§ EXERCISE INSTRUCTIONS: Filter this data down to the lines that hold "Engineering", and copy them.

(Dataset items)

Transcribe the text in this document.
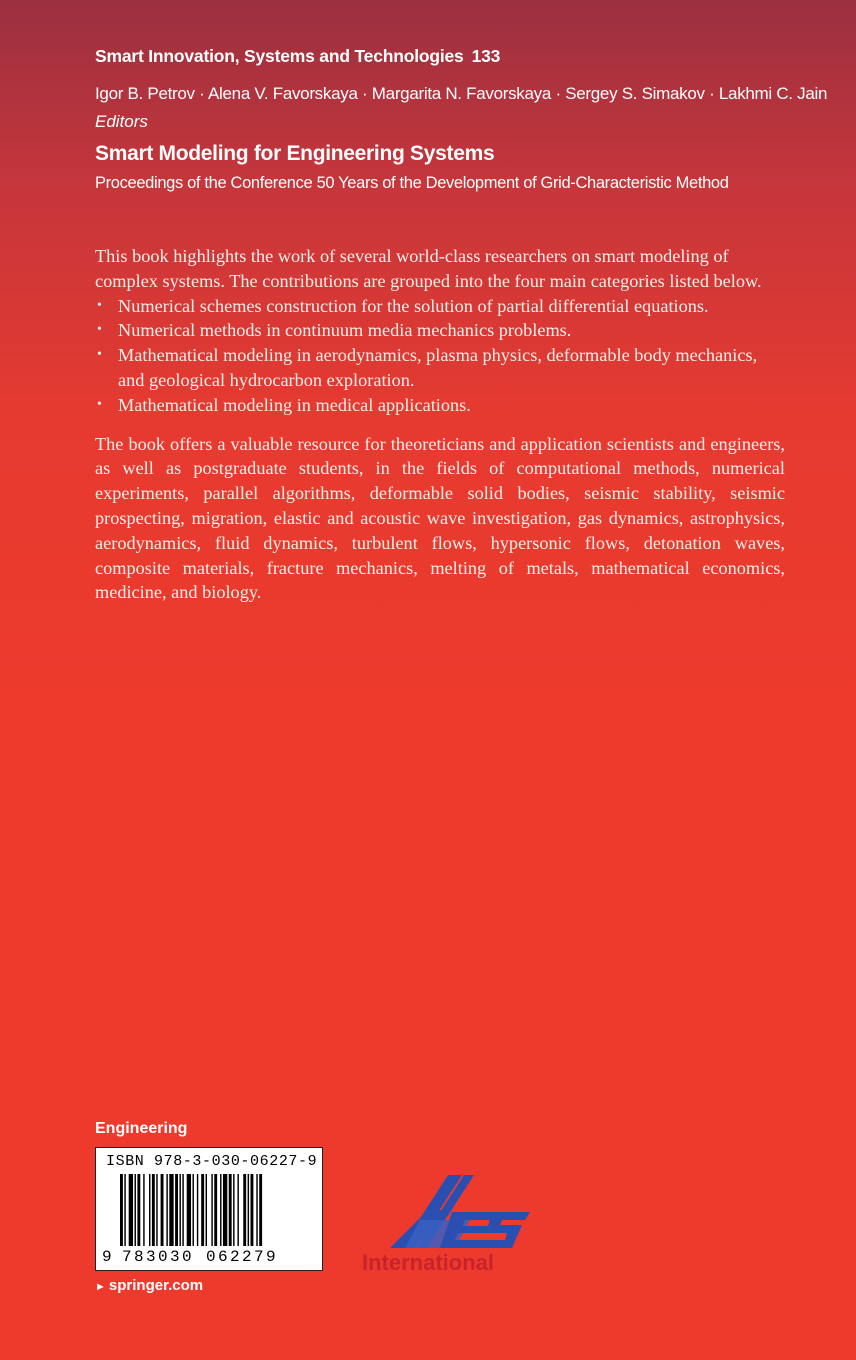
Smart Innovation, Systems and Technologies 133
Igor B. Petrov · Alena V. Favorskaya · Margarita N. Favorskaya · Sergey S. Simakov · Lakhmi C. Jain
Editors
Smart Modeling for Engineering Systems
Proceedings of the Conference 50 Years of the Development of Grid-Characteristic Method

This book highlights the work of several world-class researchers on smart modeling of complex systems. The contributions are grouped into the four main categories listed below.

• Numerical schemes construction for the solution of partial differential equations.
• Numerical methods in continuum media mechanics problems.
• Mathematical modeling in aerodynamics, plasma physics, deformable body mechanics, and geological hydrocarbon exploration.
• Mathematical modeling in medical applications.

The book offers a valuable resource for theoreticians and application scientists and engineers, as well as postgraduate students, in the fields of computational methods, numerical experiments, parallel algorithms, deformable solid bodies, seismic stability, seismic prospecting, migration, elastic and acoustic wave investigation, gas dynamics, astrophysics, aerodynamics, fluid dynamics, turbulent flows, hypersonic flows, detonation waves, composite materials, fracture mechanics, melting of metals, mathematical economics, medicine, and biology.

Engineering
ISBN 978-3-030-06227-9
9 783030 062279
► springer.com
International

==

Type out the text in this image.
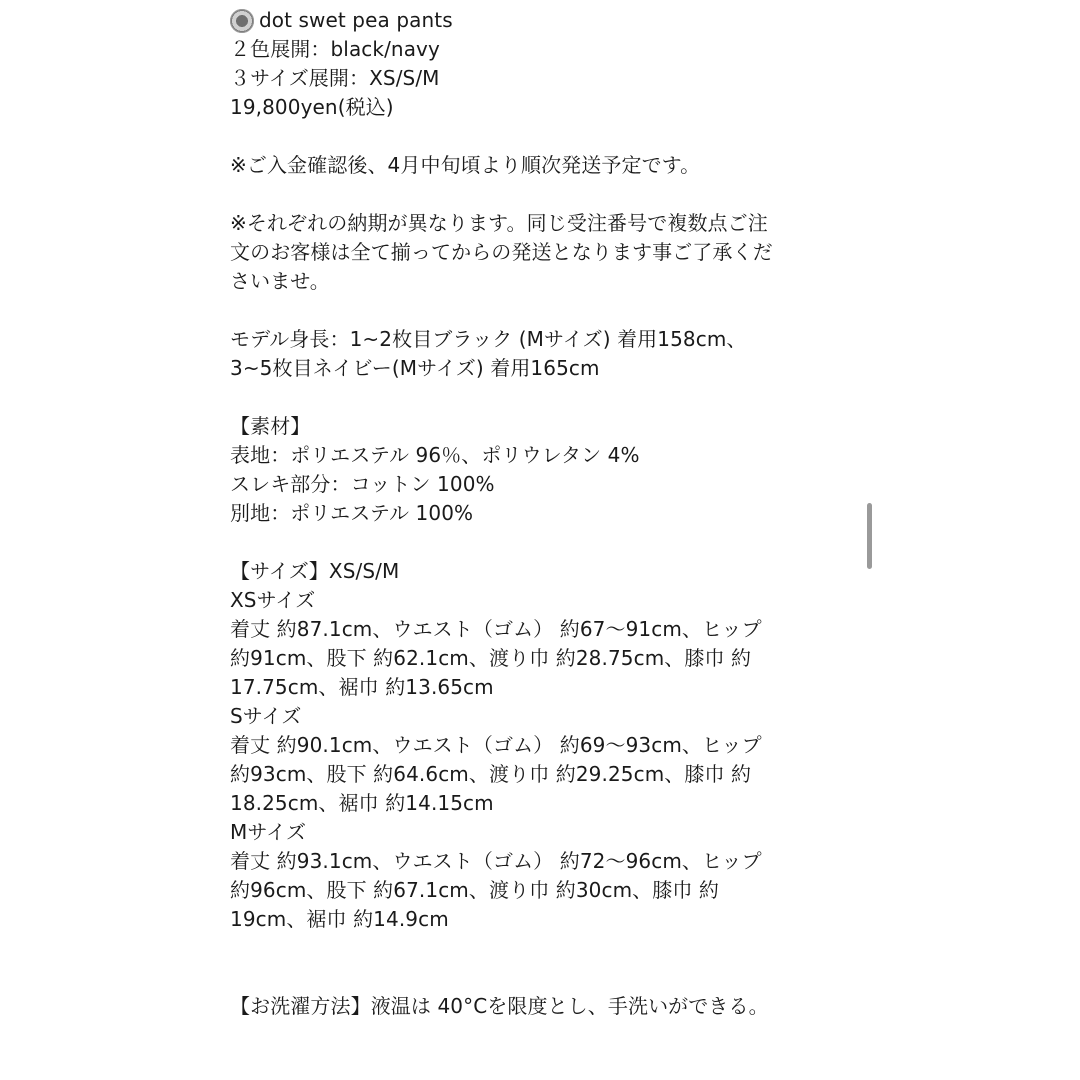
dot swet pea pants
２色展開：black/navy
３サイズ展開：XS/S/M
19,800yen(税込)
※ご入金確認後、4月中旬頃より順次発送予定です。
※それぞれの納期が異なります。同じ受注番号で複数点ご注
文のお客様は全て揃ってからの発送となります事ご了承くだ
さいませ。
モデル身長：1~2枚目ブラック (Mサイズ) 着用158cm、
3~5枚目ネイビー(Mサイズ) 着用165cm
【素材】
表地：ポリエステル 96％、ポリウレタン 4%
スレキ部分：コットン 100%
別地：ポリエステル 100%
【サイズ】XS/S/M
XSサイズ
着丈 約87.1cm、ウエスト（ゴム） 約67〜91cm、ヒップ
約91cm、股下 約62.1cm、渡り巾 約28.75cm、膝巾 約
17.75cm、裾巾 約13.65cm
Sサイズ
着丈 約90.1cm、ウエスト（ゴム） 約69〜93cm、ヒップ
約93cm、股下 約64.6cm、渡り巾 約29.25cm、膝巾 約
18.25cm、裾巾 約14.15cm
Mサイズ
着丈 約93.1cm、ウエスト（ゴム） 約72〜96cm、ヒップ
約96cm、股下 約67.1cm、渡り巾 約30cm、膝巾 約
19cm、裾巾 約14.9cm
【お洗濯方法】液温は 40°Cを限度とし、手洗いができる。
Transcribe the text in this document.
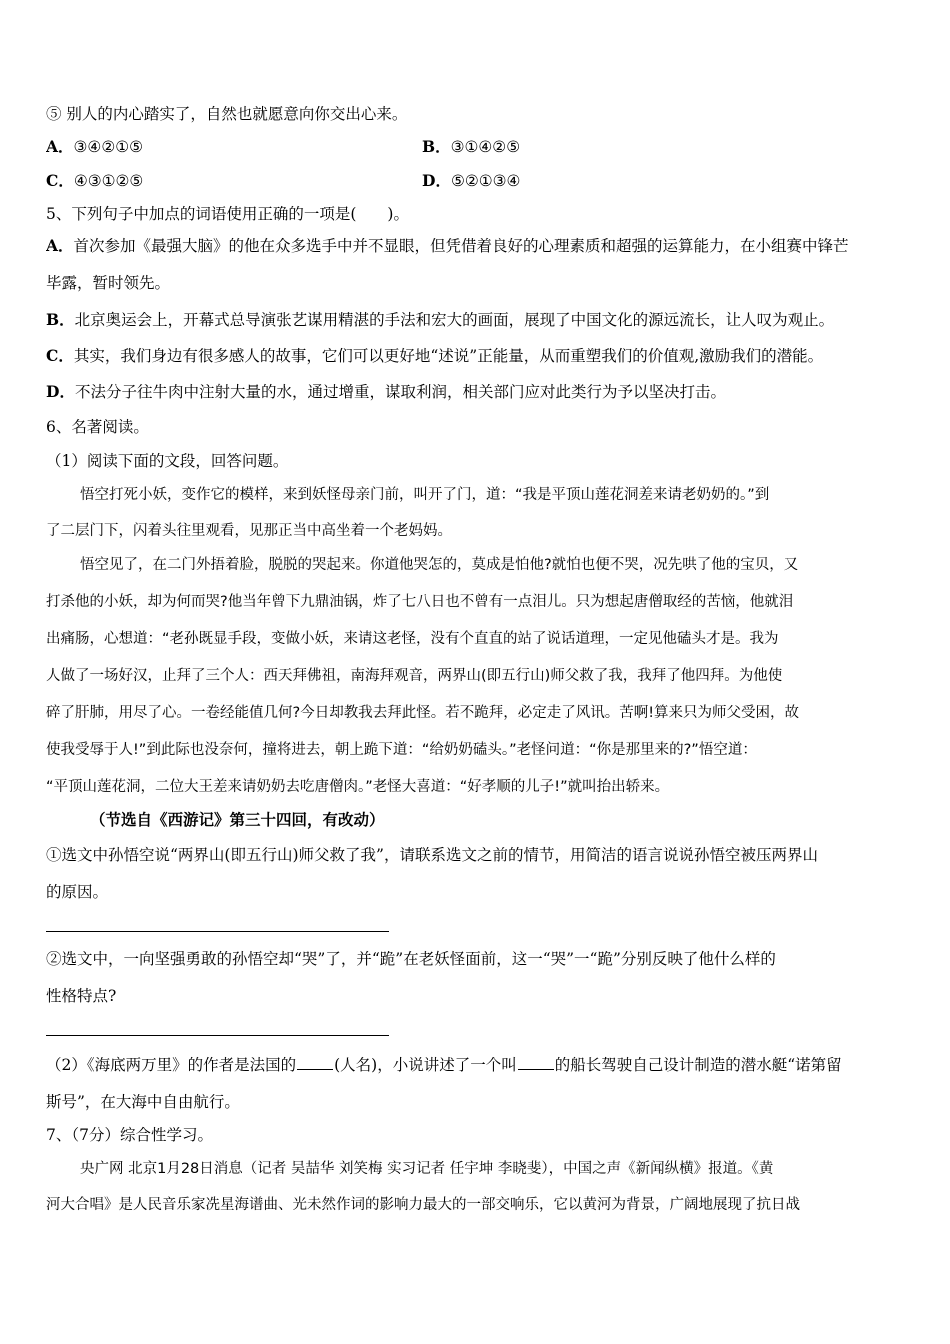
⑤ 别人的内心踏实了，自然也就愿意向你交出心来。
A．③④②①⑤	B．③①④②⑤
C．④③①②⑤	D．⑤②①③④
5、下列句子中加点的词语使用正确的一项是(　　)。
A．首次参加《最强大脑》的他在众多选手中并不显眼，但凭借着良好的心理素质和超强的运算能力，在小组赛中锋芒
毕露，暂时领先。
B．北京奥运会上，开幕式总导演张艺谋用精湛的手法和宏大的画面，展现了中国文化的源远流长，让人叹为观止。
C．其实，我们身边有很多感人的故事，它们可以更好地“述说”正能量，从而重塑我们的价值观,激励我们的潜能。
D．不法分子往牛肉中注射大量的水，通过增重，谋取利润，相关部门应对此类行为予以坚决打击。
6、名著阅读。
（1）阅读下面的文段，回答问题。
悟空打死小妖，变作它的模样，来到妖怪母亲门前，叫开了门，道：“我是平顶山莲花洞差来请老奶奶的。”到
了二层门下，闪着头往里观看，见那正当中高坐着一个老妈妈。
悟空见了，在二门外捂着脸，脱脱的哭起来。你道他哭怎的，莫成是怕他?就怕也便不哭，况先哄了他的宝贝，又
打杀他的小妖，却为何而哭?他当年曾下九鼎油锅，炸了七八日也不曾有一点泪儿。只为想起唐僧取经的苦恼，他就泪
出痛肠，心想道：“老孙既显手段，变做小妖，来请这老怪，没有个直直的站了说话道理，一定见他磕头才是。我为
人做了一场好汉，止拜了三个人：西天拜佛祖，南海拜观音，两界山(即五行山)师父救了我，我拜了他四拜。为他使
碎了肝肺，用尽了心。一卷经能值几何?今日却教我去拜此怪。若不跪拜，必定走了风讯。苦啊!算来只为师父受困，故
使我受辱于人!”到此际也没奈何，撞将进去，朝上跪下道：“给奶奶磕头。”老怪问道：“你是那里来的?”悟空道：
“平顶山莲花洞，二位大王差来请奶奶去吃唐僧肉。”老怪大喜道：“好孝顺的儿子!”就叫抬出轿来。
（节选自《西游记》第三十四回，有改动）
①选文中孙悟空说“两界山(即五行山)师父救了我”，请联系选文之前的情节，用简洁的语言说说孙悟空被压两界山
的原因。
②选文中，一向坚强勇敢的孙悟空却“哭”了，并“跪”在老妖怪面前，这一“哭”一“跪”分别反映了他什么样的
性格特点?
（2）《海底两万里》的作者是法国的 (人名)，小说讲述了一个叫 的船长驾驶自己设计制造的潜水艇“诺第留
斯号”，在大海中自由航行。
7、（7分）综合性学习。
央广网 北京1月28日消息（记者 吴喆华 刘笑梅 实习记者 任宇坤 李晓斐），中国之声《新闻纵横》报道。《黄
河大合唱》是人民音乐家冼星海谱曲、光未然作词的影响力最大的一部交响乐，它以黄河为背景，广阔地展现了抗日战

§ WRITTEN SOLUTION:
Smart Modeling for Engineering Systems
Engineering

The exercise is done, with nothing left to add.